**INSTRUCTIONS FOR THE TASK:** Every record should be written out exactly, please.

**SUPPLIED RECORDS:**
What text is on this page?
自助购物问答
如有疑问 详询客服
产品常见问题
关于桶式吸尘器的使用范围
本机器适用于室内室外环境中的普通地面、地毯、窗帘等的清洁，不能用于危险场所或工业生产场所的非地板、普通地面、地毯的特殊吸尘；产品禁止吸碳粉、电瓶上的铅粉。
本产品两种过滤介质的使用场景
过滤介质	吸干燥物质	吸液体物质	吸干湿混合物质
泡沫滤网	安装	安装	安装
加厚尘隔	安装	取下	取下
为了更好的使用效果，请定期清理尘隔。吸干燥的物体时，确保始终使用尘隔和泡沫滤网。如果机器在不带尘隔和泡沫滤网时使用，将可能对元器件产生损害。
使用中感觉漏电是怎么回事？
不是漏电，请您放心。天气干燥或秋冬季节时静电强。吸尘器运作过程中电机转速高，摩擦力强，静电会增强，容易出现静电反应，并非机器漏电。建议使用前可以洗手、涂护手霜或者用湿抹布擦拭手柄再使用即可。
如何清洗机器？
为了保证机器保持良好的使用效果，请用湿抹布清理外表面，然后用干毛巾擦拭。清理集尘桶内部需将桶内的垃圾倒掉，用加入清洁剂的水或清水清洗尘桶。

**ANSWER FOR THE TASK:**
What text is on this page?
自助购物问答
如有疑问 详询客服
产品常见问题
关于桶式吸尘器的使用范围
本机器适用于室内室外环境中的普通地面、地毯、窗帘等的清洁，不能用于危险场所或工业生产场所的非地板、普通地面、地毯的特殊吸尘；产品禁止吸碳粉、电瓶上的铅粉。
本产品两种过滤介质的使用场景
过滤介质	吸干燥物质	吸液体物质	吸干湿混合物质
泡沫滤网	安装	安装	安装
加厚尘隔	安装	取下	取下
为了更好的使用效果，请定期清理尘隔。吸干燥的物体时，确保始终使用尘隔和泡沫滤网。如果机器在不带尘隔和泡沫滤网时使用，将可能对元器件产生损害。
使用中感觉漏电是怎么回事？
不是漏电，请您放心。天气干燥或秋冬季节时静电强。吸尘器运作过程中电机转速高，摩擦力强，静电会增强，容易出现静电反应，并非机器漏电。建议使用前可以洗手、涂护手霜或者用湿抹布擦拭手柄再使用即可。
如何清洗机器？
为了保证机器保持良好的使用效果，请用湿抹布清理外表面，然后用干毛巾擦拭。清理集尘桶内部需将桶内的垃圾倒掉，用加入清洁剂的水或清水清洗尘桶。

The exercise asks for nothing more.